**TO BE DONE**
Images must not appear in your copy; reproduce every other part of the records exactly.

::::::

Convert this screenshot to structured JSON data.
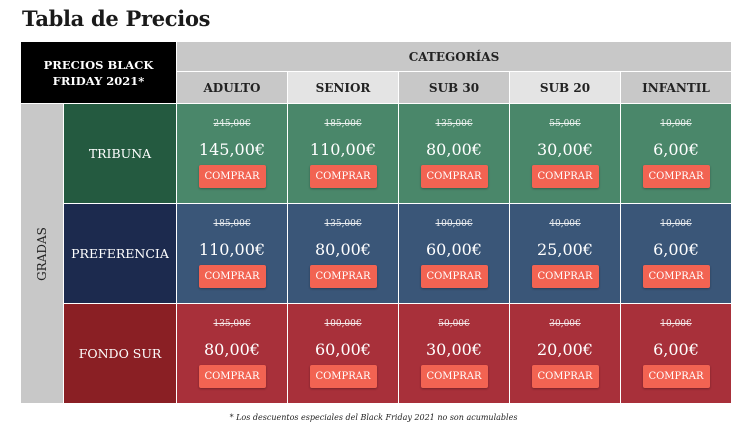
{
  "title": "Tabla de Precios",
  "corner": "PRECIOS BLACK FRIDAY 2021*",
  "categories_label": "CATEGORÍAS",
  "side_label": "GRADAS",
  "columns": [
    "ADULTO",
    "SENIOR",
    "SUB 30",
    "SUB 20",
    "INFANTIL"
  ],
  "buy_label": "COMPRAR",
  "rows": [
    {
      "name": "TRIBUNA",
      "header_color": "#245a40",
      "cell_color": "#4a876a",
      "old": [
        "245,00€",
        "185,00€",
        "135,00€",
        "55,00€",
        "10,00€"
      ],
      "new": [
        "145,00€",
        "110,00€",
        "80,00€",
        "30,00€",
        "6,00€"
      ]
    },
    {
      "name": "PREFERENCIA",
      "header_color": "#1c2a4e",
      "cell_color": "#3a5678",
      "old": [
        "185,00€",
        "135,00€",
        "100,00€",
        "40,00€",
        "10,00€"
      ],
      "new": [
        "110,00€",
        "80,00€",
        "60,00€",
        "25,00€",
        "6,00€"
      ]
    },
    {
      "name": "FONDO SUR",
      "header_color": "#8a1f24",
      "cell_color": "#a8303a",
      "old": [
        "135,00€",
        "100,00€",
        "50,00€",
        "30,00€",
        "10,00€"
      ],
      "new": [
        "80,00€",
        "60,00€",
        "30,00€",
        "20,00€",
        "6,00€"
      ]
    }
  ],
  "footnote": "* Los descuentos especiales del Black Friday 2021 no son acumulables"
}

::::::

**TASK SOLUTION**
Convert this screenshot to structured JSON data.
{
  "title": "Tabla de Precios",
  "corner": "PRECIOS BLACK FRIDAY 2021*",
  "categories_label": "CATEGORÍAS",
  "side_label": "GRADAS",
  "columns": [
    "ADULTO",
    "SENIOR",
    "SUB 30",
    "SUB 20",
    "INFANTIL"
  ],
  "buy_label": "COMPRAR",
  "rows": [
    {
      "name": "TRIBUNA",
      "header_color": "#245a40",
      "cell_color": "#4a876a",
      "old": [
        "245,00€",
        "185,00€",
        "135,00€",
        "55,00€",
        "10,00€"
      ],
      "new": [
        "145,00€",
        "110,00€",
        "80,00€",
        "30,00€",
        "6,00€"
      ]
    },
    {
      "name": "PREFERENCIA",
      "header_color": "#1c2a4e",
      "cell_color": "#3a5678",
      "old": [
        "185,00€",
        "135,00€",
        "100,00€",
        "40,00€",
        "10,00€"
      ],
      "new": [
        "110,00€",
        "80,00€",
        "60,00€",
        "25,00€",
        "6,00€"
      ]
    },
    {
      "name": "FONDO SUR",
      "header_color": "#8a1f24",
      "cell_color": "#a8303a",
      "old": [
        "135,00€",
        "100,00€",
        "50,00€",
        "30,00€",
        "10,00€"
      ],
      "new": [
        "80,00€",
        "60,00€",
        "30,00€",
        "20,00€",
        "6,00€"
      ]
    }
  ],
  "footnote": "* Los descuentos especiales del Black Friday 2021 no son acumulables"
}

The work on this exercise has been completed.